__Exercise requirements__
Filter for the word "text" and keep each matching line.

__Items__
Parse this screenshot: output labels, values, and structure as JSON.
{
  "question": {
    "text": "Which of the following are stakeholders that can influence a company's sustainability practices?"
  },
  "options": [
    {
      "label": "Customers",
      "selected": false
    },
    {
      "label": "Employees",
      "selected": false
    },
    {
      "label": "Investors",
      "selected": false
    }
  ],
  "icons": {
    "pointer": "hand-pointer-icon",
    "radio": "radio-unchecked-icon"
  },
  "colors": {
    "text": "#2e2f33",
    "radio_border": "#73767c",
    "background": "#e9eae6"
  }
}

__Result of this task__
    "text": "Which of the following are stakeholders that can influence a company's sustainability practices?"
    "text": "#2e2f33",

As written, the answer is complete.